■ **RECORDS PROVIDED**

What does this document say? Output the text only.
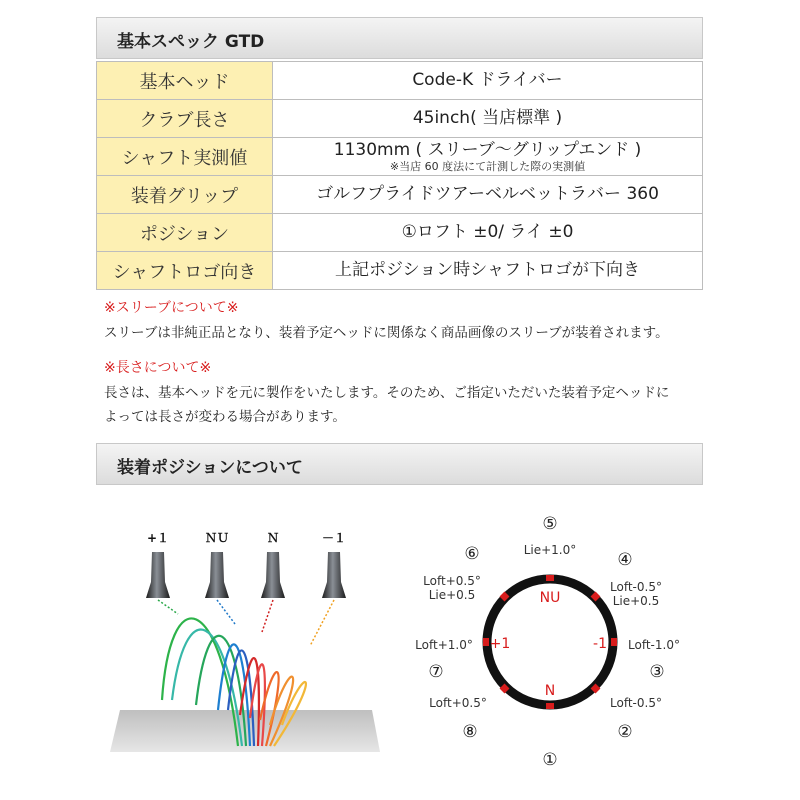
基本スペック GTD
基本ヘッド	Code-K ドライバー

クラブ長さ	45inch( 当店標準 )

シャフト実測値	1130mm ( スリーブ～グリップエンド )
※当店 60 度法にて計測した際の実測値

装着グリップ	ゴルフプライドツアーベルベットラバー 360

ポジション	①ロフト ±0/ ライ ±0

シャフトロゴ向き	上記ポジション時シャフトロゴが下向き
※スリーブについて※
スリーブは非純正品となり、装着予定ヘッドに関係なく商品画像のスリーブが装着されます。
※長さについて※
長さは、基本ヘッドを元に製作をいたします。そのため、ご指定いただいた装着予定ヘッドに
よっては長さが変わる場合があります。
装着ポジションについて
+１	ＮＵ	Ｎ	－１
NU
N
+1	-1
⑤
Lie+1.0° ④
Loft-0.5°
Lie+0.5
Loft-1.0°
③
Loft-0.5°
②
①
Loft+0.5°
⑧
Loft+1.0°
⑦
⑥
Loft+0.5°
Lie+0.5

* * *

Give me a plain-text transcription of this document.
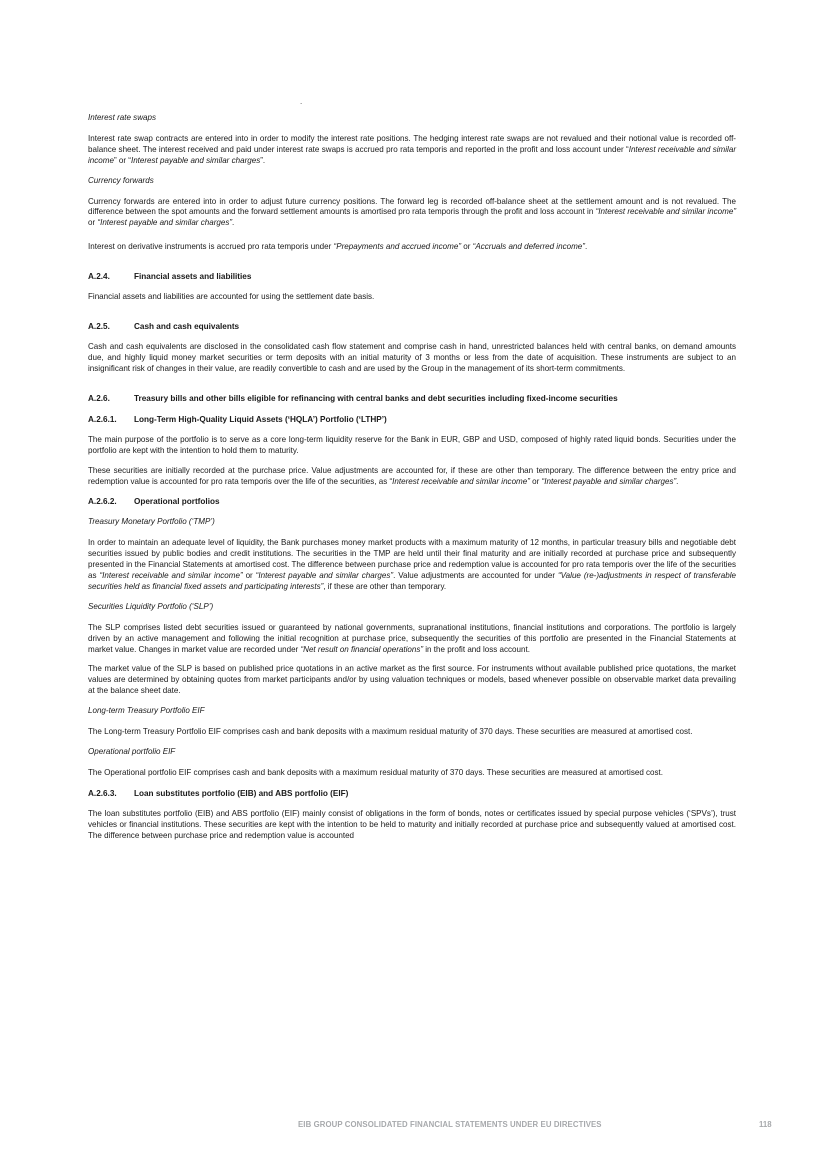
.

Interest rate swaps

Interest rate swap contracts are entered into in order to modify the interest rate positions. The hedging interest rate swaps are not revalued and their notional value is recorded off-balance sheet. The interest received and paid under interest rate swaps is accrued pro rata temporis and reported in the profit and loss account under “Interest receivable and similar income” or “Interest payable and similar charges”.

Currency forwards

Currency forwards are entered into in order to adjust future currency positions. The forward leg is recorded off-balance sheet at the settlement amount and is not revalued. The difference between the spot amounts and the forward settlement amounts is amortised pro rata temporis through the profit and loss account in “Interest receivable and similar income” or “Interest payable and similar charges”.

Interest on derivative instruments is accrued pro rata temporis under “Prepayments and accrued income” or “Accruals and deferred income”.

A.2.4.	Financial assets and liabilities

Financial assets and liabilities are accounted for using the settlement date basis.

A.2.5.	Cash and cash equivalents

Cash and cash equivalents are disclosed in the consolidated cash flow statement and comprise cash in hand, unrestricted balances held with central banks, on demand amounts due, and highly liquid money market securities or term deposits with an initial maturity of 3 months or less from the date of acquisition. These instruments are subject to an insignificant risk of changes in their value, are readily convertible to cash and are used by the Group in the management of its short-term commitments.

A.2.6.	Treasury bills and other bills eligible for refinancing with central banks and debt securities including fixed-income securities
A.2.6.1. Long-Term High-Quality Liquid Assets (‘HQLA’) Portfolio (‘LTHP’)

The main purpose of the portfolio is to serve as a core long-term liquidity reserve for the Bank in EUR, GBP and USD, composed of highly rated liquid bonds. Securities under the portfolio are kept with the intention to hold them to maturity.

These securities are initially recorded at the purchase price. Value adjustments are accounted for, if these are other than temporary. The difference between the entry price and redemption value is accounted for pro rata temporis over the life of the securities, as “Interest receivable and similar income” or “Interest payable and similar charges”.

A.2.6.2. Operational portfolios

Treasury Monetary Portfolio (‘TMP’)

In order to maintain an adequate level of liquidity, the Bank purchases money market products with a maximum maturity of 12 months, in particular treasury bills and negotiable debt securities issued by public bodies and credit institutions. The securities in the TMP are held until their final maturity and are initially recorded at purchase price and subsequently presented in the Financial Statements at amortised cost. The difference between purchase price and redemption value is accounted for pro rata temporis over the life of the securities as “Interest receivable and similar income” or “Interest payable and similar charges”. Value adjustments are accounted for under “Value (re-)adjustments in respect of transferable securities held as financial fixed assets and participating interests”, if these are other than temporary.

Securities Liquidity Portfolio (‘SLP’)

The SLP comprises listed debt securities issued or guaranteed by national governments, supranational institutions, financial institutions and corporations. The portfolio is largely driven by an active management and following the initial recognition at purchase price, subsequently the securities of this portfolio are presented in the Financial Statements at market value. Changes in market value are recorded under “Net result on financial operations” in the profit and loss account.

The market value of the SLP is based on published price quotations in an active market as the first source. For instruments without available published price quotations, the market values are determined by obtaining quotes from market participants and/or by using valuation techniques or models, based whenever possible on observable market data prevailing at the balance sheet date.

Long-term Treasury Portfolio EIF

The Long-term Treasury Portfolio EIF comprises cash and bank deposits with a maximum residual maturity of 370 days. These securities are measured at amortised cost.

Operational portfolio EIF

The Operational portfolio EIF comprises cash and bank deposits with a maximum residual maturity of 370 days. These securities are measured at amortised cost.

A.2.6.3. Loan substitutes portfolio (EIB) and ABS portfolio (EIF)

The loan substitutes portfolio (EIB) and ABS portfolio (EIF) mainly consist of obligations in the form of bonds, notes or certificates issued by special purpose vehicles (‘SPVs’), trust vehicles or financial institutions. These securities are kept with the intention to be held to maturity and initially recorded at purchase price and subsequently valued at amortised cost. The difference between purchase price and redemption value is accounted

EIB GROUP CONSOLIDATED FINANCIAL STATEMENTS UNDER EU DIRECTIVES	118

■ **WORK REQUIRED**
All lines above containing the string "kept" are to be collected.

■ **EXERCISE SOLUTION**
The main purpose of the portfolio is to serve as a core long-term liquidity reserve for the Bank in EUR, GBP and USD, composed of highly rated liquid bonds. Securities under the portfolio are kept with the intention to hold them to maturity.
The loan substitutes portfolio (EIB) and ABS portfolio (EIF) mainly consist of obligations in the form of bonds, notes or certificates issued by special purpose vehicles (‘SPVs’), trust vehicles or financial institutions. These securities are kept with the intention to be held to maturity and initially recorded at purchase price and subsequently valued at amortised cost. The difference between purchase price and redemption value is accounted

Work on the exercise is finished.